▶ _What is needed_
Look through the records below and collect all lines that hold the string "Detect".

▶ _Records supplied_

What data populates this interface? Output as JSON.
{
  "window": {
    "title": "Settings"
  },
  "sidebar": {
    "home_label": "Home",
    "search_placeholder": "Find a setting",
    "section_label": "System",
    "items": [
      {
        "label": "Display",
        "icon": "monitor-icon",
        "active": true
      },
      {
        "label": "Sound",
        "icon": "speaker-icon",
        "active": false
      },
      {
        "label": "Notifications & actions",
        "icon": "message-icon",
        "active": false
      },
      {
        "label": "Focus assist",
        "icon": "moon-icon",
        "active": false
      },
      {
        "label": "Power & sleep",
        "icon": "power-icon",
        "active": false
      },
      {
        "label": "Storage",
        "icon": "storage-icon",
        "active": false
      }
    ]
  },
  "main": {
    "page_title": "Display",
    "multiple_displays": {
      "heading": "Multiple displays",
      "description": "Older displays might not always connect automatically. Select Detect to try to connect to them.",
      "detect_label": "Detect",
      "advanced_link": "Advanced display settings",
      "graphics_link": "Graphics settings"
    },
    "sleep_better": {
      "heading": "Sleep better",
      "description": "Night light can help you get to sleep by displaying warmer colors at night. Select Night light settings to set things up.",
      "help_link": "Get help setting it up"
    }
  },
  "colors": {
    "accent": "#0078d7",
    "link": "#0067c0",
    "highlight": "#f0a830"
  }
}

* * *

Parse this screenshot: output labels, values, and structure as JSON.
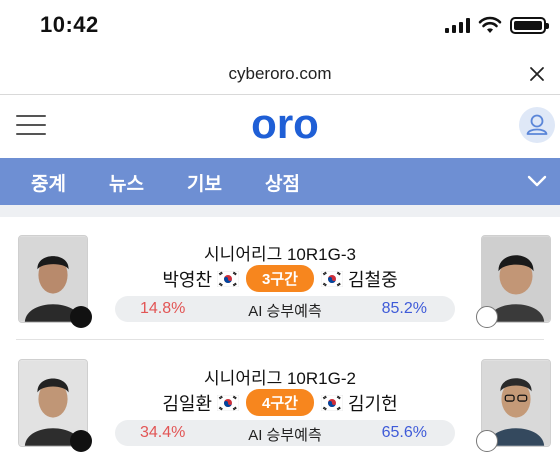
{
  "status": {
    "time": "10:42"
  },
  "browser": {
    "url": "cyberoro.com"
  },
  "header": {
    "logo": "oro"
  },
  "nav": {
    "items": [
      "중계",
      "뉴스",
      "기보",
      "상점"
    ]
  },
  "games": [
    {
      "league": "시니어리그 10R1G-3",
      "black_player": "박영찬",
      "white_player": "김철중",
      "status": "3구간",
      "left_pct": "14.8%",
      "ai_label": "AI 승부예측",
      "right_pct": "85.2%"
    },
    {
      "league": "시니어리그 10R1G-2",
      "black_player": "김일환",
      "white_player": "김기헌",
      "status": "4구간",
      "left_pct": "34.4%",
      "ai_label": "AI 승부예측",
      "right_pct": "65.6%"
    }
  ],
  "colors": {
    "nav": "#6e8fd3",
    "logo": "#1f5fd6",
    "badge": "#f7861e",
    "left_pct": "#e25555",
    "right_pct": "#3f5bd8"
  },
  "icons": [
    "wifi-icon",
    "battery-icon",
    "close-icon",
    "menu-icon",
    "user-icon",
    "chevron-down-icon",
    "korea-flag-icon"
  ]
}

▶ _Worked answer_
      "description": "Older displays might not always connect automatically. Select Detect to try to connect to them.",
      "detect_label": "Detect",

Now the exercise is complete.